Find each line containing the string "janv". Copy it.
======== Provided entries
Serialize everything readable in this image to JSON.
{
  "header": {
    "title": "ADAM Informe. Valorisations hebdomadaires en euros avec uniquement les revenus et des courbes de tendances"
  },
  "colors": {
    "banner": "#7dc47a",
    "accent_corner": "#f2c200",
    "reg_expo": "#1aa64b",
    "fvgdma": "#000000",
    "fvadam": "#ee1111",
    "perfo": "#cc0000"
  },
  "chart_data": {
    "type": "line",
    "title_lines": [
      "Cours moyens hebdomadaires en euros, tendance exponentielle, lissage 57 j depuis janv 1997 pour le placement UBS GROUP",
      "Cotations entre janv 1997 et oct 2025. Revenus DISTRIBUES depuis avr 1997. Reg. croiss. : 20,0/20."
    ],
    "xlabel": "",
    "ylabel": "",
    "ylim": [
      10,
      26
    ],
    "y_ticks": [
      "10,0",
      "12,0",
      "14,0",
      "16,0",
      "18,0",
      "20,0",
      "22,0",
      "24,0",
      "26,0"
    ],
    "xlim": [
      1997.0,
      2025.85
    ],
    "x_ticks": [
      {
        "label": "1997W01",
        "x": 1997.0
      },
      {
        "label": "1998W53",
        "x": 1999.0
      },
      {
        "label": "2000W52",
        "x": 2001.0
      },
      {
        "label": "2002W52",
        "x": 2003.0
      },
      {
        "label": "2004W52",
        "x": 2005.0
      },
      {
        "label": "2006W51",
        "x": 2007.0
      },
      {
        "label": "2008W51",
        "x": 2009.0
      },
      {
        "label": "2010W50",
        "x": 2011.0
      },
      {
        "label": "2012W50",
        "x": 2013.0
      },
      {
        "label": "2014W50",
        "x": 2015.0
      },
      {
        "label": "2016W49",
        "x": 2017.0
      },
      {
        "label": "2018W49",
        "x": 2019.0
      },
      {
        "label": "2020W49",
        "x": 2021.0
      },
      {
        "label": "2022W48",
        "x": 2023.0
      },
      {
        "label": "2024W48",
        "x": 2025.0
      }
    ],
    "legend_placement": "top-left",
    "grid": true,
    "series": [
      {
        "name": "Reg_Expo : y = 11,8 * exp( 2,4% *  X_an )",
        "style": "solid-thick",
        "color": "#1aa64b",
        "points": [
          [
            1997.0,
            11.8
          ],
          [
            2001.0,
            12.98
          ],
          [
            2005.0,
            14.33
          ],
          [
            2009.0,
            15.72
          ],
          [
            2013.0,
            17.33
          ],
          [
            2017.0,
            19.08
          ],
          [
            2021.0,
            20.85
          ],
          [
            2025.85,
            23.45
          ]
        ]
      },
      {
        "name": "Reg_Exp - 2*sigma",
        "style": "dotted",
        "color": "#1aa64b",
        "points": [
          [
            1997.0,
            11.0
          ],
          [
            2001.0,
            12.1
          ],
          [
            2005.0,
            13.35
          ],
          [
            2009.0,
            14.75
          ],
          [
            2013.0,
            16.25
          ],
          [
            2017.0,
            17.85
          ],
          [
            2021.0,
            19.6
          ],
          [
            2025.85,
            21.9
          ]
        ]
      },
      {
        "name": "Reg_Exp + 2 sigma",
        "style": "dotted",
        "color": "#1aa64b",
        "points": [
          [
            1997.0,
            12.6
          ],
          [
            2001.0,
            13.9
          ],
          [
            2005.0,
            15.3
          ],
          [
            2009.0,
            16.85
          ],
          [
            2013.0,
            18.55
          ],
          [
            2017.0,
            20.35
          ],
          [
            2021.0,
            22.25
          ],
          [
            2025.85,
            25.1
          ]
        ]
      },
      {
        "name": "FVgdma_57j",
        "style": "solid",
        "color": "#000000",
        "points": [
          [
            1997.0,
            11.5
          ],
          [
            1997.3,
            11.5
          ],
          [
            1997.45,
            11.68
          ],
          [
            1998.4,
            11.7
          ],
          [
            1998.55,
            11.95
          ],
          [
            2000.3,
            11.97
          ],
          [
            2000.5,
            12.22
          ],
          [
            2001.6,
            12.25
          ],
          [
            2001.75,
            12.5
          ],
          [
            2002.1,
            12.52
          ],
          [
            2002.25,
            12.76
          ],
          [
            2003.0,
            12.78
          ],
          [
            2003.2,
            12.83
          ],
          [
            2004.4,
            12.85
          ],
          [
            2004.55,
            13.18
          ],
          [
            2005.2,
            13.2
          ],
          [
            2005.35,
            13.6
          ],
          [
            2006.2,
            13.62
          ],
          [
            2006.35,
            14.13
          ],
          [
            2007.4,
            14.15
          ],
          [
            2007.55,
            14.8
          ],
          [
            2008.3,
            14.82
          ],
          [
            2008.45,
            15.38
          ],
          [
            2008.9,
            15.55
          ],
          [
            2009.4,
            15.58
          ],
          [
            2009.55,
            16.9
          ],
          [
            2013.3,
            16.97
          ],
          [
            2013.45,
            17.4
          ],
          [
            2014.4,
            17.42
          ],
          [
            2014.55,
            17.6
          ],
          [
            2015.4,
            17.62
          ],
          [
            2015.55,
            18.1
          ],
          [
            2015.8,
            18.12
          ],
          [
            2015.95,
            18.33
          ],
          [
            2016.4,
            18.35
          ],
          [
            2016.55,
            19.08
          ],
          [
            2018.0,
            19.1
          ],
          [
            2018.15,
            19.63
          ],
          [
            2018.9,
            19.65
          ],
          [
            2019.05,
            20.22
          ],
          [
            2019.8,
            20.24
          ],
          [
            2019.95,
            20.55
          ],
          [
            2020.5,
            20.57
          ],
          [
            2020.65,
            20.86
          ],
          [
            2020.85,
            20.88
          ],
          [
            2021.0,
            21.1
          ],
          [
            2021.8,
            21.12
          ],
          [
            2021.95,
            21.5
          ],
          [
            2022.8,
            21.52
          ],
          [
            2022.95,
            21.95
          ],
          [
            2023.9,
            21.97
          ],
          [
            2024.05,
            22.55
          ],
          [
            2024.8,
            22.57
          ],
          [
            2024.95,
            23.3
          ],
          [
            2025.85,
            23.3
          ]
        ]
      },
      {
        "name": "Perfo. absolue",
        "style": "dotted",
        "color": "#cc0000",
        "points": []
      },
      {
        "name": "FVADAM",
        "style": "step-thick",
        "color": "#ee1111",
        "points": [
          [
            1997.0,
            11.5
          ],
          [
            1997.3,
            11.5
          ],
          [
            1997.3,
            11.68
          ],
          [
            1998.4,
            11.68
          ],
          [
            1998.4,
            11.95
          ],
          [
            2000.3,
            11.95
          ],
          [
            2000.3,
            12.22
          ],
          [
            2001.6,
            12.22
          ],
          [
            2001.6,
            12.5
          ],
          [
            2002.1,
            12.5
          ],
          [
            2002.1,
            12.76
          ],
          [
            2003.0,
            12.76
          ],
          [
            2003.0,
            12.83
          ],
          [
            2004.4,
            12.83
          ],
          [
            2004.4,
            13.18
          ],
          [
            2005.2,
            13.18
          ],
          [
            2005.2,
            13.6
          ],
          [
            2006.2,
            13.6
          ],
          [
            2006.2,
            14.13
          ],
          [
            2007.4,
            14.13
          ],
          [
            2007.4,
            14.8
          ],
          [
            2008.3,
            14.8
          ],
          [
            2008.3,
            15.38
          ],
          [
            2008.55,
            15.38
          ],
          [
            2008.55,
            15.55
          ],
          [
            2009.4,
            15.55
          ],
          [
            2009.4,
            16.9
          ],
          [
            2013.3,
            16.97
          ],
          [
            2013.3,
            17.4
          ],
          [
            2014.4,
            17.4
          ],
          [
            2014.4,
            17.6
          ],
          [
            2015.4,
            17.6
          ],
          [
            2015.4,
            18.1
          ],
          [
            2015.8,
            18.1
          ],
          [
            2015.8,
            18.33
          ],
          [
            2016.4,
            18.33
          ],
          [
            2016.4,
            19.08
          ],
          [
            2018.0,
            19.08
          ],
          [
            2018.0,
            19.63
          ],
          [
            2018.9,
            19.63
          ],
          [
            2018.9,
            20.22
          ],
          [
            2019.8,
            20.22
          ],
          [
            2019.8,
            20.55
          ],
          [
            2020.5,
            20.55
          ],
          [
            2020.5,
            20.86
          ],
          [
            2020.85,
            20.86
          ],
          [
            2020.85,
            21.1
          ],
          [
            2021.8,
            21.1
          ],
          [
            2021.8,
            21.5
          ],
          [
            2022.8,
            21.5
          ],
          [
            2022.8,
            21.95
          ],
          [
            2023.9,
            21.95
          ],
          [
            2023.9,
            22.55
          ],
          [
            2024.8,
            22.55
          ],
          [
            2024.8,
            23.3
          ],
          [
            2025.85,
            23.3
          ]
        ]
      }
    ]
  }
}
================
◆ **Correct answer**
      "Cours moyens hebdomadaires en euros, tendance exponentielle, lissage 57 j depuis janv 1997 pour le placement UBS GROUP",
      "Cotations entre janv 1997 et oct 2025. Revenus DISTRIBUES depuis avr 1997. Reg. croiss. : 20,0/20."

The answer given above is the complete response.